§ TESTO DEL DOCUMENTO

ELMO (dall'ant. ted. Helm "protezione"; fr. heaume, armet; sp. yelmo; ted. Helm; ingl. helm, helmet)
Per elmo s'intende genericamente qualsiasi armatura difensiva del capo. Il vocabolo indica però, particolarmente, un tipo di copricapo in uso nell'antichità, nel Medioevo e un poco anche oltre. Rinviando per le sue forme più tipiche alle voci bacinetto; borgognotta; cappello d'armi e morione, si tratterà qui dell'elmo in generale, con particolare riguardo al casco, che ne è la foggia primitiva. Di alcuni tipi di elmo si tratta anche nell'articolo armi.
Etnologia. - Nella sua forma di casco, l'elmo, anche fuori del dominio delle civiltà superiori, si trova spesso associato alla corazza (v.). L'area della sua diffusione è assai vasta, perché comprende la Polinesia, la regione dei Paleoasiatici (Ciukci) e una larga zona americana che include le genti del nord-ovest, gli Irochesi e le culture messico-andine. Le forme presentate dal casco in queste regioni indicano come probabili le connessioni fra l'estrema Asia nord-orientale e l'America del Nord. Ma non sono da escludere rapporti diretti fra la Polinesia e l'antica civiltà peruviana, che possedeva nell'armamento difensivo una notevole varietà di caschi non molto dissimili, per la forma, dai caschi di fibra intrecciata e coperti di piume delle isole Hawaii. È da considerare invece come un fatto di pura convergenza la somiglianza esistente fra gli elmi hawaiani, e anche talune delle forme peruviane, con gli elmi delle antiche civiltà del Mediterraneo. Si noti infine che gli elmi giapponesi, dalle forme orride e grottesche, hanno un'evidente relazione originaria con le maschere (v.). Per gli elmi, come per altre armi orientali, v. armi.

[Dati salvati]
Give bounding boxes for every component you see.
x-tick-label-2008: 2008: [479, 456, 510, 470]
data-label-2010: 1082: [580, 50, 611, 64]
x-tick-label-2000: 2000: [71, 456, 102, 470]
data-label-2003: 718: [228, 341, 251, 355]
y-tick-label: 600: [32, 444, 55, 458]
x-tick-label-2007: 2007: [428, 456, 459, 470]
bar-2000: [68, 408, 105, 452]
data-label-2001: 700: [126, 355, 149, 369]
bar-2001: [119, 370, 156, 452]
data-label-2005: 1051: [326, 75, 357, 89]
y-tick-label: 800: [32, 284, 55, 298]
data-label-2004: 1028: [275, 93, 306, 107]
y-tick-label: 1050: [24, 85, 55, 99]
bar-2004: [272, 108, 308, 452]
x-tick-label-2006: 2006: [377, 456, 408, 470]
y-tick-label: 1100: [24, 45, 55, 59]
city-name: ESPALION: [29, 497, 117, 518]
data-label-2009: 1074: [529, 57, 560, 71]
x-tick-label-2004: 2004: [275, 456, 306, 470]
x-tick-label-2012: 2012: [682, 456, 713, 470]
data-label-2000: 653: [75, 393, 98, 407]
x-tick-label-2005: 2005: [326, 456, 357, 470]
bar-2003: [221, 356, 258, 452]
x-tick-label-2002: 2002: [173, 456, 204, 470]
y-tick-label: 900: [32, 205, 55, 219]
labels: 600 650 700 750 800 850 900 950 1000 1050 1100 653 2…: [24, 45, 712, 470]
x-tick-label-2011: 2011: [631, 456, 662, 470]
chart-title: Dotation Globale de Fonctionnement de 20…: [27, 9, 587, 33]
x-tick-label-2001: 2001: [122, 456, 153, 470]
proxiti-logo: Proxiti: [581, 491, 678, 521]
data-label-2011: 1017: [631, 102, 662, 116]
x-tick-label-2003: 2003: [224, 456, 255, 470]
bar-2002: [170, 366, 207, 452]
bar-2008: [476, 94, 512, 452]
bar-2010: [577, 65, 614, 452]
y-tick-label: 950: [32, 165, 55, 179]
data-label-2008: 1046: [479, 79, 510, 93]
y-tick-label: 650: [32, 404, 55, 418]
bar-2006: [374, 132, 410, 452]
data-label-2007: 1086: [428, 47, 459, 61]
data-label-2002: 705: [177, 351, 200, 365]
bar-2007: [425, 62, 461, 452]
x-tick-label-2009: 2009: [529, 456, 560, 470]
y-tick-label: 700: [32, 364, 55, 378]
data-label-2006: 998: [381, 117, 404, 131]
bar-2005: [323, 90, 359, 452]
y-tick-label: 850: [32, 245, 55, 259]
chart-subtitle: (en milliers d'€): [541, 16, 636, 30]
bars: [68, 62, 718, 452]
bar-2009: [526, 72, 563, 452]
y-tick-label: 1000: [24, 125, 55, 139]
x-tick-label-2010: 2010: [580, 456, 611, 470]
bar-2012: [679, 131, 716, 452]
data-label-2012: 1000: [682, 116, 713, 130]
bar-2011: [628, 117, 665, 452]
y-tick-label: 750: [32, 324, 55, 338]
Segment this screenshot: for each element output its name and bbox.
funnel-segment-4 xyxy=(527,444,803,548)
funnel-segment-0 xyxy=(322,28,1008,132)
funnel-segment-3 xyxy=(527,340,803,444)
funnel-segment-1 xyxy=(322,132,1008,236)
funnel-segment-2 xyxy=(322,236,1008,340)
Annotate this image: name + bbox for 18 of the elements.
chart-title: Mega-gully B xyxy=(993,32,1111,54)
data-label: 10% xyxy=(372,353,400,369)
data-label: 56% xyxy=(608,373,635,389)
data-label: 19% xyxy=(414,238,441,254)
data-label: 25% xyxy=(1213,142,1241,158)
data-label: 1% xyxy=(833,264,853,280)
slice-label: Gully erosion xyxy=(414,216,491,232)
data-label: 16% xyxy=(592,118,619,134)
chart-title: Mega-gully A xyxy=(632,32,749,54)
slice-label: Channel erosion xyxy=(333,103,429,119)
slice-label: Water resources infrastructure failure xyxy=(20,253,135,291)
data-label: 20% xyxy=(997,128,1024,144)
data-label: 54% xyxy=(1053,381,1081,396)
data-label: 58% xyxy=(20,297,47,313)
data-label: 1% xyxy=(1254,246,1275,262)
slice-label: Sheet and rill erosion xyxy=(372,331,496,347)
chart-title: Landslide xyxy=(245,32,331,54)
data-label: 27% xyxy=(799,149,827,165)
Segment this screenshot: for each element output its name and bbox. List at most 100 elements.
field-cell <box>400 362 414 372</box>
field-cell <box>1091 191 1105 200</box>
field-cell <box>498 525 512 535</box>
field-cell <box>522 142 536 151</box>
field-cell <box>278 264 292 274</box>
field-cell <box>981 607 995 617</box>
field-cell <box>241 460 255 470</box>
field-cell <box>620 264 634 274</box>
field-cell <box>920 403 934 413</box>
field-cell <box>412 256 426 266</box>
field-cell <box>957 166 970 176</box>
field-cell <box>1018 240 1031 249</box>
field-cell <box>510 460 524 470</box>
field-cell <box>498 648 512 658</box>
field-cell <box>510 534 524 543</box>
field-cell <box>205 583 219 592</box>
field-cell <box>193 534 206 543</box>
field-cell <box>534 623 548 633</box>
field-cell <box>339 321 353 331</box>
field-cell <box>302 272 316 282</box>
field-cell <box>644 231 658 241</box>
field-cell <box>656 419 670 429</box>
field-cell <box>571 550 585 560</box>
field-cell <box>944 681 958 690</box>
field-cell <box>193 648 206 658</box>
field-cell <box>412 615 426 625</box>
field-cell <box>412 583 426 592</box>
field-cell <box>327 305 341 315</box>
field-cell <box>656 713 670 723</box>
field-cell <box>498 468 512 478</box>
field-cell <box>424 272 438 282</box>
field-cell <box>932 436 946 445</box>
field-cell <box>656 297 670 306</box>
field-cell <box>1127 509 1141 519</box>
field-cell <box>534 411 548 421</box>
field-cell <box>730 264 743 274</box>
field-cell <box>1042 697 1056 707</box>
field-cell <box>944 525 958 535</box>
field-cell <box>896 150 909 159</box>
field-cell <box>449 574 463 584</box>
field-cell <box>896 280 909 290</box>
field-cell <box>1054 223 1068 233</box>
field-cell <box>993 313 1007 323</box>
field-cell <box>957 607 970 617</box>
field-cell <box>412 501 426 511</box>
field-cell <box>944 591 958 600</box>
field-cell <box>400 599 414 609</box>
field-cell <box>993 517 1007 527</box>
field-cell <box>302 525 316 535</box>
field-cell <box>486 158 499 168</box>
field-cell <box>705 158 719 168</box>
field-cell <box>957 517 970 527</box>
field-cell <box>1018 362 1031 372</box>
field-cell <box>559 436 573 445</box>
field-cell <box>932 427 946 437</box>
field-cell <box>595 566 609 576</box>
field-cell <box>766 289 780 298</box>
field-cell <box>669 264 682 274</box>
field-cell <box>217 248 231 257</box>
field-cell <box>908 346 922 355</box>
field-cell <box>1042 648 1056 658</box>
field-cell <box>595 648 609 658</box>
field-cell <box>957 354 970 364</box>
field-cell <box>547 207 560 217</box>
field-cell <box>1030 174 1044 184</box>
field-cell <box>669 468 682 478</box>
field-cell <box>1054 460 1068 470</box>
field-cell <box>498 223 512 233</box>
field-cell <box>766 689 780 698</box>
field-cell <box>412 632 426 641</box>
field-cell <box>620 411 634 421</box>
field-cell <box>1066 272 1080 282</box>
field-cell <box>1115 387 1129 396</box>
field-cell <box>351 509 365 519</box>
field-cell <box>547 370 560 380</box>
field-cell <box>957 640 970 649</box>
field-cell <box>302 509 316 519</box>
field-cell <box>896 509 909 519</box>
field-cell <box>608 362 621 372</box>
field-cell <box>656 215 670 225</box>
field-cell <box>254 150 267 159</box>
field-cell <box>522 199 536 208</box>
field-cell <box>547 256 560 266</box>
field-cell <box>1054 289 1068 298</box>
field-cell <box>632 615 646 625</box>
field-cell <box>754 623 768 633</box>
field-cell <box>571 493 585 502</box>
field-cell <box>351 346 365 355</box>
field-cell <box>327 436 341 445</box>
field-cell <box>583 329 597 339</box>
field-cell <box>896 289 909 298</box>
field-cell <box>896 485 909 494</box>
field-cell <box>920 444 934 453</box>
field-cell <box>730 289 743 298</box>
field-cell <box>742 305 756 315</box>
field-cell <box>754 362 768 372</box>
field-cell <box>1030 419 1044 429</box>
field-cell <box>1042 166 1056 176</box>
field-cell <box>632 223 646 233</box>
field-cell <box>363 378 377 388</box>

§ SCOPO
Dalla voce sull'elmo estrai, parola per parola, tutto il tratto che va da "ELMO (dall'ant. ted." fino a "anche nell'articolo armi.".

§ RISPOSTA COMPLETA
ELMO (dall'ant. ted. Helm "protezione"; fr. heaume, armet; sp. yelmo; ted. Helm; ingl. helm, helmet)
Per elmo s'intende genericamente qualsiasi armatura difensiva del capo. Il vocabolo indica però, particolarmente, un tipo di copricapo in uso nell'antichità, nel Medioevo e un poco anche oltre. Rinviando per le sue forme più tipiche alle voci bacinetto; borgognotta; cappello d'armi e morione, si tratterà qui dell'elmo in generale, con particolare riguardo al casco, che ne è la foggia primitiva. Di alcuni tipi di elmo si tratta anche nell'articolo armi.